### Your objective:
Some lines in the records below may hold the word "социального"; give the number of those lines and nothing else.

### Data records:
· · · · · · ·
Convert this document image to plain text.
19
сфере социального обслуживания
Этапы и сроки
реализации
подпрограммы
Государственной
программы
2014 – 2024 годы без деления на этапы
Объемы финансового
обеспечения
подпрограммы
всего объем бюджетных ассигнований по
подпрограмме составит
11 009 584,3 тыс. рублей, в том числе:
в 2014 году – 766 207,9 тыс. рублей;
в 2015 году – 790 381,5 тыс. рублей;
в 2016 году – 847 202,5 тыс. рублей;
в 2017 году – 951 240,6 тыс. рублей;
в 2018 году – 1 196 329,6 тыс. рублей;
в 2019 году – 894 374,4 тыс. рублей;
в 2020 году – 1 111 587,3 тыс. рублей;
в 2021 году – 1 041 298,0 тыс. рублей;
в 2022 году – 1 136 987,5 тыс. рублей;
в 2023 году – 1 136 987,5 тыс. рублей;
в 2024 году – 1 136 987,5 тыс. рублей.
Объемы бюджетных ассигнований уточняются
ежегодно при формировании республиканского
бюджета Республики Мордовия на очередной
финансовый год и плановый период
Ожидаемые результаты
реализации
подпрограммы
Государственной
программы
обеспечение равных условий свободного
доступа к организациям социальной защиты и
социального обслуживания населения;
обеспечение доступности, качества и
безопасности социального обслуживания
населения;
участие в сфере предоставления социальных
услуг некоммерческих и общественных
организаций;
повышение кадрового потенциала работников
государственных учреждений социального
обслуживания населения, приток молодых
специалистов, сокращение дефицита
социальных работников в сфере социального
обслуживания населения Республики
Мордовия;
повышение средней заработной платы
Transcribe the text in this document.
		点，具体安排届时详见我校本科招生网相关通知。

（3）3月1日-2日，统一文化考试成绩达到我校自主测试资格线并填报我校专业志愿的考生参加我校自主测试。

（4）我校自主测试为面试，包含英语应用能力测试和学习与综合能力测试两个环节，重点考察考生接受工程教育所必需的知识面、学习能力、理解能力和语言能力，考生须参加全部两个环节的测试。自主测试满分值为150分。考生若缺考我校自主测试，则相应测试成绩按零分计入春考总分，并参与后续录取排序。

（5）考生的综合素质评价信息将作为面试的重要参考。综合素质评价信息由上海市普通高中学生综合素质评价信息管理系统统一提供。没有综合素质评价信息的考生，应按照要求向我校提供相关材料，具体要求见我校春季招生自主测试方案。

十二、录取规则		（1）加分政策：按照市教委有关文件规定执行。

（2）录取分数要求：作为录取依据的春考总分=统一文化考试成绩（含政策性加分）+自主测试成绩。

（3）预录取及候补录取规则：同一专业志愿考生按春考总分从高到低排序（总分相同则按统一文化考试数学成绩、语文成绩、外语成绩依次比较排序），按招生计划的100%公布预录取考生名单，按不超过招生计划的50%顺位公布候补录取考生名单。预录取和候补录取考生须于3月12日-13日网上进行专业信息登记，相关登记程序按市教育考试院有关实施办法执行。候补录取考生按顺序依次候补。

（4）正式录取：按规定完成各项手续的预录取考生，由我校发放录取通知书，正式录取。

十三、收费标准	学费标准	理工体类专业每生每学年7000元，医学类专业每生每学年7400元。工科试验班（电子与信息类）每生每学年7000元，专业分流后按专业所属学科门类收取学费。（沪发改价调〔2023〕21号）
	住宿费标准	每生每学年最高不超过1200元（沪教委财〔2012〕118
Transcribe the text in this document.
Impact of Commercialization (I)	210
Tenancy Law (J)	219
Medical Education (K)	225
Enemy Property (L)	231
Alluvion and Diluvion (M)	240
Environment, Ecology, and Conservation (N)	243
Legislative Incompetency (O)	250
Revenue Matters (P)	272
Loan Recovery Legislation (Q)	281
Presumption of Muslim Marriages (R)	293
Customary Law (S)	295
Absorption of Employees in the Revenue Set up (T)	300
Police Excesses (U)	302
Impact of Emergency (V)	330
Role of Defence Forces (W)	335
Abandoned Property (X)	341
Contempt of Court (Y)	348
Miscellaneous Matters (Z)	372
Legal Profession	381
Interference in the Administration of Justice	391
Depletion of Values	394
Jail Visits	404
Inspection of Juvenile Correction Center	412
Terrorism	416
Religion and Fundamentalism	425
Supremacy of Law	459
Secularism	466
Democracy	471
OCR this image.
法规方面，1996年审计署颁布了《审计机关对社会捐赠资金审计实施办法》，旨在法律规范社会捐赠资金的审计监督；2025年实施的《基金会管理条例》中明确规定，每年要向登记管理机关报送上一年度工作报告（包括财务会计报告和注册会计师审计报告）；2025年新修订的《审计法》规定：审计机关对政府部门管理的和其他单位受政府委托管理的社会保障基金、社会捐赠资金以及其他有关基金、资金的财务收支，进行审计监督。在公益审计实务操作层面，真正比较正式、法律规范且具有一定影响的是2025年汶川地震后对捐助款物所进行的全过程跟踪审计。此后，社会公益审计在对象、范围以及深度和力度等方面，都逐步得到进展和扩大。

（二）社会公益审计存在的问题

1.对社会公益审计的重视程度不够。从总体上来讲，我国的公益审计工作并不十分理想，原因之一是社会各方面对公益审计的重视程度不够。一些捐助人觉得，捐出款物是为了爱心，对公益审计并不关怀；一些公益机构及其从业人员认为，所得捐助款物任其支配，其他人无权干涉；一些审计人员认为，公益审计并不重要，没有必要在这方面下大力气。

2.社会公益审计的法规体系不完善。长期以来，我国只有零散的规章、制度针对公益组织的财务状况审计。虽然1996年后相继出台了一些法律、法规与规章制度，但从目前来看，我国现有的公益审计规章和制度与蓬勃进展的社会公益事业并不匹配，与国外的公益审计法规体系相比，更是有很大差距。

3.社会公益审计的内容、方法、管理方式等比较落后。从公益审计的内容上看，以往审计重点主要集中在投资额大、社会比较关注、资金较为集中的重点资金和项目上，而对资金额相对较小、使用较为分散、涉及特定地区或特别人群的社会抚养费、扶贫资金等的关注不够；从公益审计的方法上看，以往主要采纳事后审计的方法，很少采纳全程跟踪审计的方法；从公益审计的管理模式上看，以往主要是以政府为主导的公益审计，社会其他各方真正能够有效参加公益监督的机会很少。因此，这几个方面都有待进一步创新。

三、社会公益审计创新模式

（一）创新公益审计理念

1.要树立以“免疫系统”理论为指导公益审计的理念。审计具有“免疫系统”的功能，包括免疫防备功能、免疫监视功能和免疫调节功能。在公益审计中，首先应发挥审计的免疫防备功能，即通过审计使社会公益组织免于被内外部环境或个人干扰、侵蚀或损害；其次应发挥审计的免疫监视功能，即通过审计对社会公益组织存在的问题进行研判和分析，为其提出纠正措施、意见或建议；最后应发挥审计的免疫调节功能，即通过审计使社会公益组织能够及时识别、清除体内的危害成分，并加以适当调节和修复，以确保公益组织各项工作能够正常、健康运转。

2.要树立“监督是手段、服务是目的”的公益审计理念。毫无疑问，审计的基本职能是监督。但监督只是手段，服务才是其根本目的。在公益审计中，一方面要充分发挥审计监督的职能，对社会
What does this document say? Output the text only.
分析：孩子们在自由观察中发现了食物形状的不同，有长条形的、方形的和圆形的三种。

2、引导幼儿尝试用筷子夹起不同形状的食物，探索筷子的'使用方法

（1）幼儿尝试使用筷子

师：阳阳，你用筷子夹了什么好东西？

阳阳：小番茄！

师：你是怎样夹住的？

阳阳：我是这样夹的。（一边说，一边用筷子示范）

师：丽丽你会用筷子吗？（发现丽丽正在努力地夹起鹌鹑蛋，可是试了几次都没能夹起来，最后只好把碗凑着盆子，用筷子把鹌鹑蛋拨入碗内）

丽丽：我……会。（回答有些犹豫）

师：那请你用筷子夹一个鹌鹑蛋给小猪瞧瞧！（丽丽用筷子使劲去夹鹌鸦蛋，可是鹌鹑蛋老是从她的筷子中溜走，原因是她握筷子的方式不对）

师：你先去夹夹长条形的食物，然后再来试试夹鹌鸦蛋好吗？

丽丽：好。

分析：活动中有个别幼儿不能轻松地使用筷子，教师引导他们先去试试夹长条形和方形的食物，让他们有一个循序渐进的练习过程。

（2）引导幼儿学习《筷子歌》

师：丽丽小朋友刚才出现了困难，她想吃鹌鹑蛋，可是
· · · · · · ·
### Right answer:
5